Instruction:
Reproduce the data below verbatim, starting at its first line and ending at the line that contains "temperature-label: 26 — [180, 649, 192, 661]", both lines included.

Supplied material:
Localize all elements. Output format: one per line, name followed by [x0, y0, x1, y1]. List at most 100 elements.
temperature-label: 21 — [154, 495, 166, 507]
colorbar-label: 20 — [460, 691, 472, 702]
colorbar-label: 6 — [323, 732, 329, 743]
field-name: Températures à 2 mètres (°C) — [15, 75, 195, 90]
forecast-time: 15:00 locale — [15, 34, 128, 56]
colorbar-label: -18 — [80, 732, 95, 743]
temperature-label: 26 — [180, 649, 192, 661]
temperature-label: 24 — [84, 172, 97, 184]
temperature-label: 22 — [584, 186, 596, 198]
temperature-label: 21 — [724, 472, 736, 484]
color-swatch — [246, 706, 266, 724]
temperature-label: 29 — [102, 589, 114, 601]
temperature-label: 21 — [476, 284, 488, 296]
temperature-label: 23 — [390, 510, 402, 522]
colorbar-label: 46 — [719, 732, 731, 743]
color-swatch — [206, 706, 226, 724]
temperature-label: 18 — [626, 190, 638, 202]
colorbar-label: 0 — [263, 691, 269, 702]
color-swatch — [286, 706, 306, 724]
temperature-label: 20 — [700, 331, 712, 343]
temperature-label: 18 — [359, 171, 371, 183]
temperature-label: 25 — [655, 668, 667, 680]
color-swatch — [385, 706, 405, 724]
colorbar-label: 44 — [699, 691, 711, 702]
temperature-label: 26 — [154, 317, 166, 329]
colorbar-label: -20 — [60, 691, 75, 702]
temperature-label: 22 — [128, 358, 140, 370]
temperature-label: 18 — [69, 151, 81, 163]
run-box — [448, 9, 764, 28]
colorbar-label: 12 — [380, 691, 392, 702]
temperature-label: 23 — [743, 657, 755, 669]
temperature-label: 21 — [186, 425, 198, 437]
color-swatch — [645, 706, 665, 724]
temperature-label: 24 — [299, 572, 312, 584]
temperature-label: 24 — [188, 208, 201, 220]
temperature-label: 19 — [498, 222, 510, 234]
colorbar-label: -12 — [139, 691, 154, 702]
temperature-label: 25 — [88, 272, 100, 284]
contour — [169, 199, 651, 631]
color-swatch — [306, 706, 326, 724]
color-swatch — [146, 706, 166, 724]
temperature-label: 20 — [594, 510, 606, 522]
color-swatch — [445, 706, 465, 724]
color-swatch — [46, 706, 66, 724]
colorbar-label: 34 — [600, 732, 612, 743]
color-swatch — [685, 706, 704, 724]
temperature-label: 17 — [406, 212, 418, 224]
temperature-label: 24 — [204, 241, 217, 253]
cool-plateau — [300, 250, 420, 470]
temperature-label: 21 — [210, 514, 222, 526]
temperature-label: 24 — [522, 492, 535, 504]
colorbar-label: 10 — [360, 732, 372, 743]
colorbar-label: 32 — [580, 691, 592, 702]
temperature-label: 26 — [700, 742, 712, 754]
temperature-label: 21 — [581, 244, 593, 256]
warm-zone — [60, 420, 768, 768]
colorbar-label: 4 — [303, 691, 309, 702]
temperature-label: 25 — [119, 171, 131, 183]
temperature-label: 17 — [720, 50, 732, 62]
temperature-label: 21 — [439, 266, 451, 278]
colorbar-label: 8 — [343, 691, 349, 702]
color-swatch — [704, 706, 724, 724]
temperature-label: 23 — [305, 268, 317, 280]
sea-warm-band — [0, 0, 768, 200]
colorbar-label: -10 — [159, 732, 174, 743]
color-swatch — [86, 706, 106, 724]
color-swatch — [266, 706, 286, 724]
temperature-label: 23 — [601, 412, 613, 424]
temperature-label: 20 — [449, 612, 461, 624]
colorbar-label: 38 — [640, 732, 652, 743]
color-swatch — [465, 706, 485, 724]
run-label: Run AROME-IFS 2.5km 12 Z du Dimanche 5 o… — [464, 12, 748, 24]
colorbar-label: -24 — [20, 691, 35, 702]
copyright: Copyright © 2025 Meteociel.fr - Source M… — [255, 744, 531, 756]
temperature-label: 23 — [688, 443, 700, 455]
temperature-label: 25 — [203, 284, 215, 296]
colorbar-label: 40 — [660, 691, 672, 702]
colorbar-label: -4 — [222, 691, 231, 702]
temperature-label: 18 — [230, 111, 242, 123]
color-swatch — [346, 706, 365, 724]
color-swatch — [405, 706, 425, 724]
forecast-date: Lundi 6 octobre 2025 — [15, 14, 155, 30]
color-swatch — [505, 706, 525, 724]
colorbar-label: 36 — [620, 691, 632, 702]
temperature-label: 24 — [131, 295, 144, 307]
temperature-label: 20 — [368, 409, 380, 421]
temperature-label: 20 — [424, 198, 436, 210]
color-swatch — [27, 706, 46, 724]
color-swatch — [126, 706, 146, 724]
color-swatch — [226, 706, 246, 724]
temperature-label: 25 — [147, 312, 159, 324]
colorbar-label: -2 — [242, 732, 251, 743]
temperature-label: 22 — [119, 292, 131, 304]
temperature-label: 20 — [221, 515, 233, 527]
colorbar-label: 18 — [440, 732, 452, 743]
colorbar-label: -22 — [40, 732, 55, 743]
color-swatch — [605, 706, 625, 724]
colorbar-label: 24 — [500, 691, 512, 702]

Result of this task:
Localize all elements. Output format: one per line, name followed by [x0, y0, x1, y1]. List at most 100 elements.
temperature-label: 21 — [154, 495, 166, 507]
colorbar-label: 20 — [460, 691, 472, 702]
colorbar-label: 6 — [323, 732, 329, 743]
field-name: Températures à 2 mètres (°C) — [15, 75, 195, 90]
forecast-time: 15:00 locale — [15, 34, 128, 56]
colorbar-label: -18 — [80, 732, 95, 743]
temperature-label: 26 — [180, 649, 192, 661]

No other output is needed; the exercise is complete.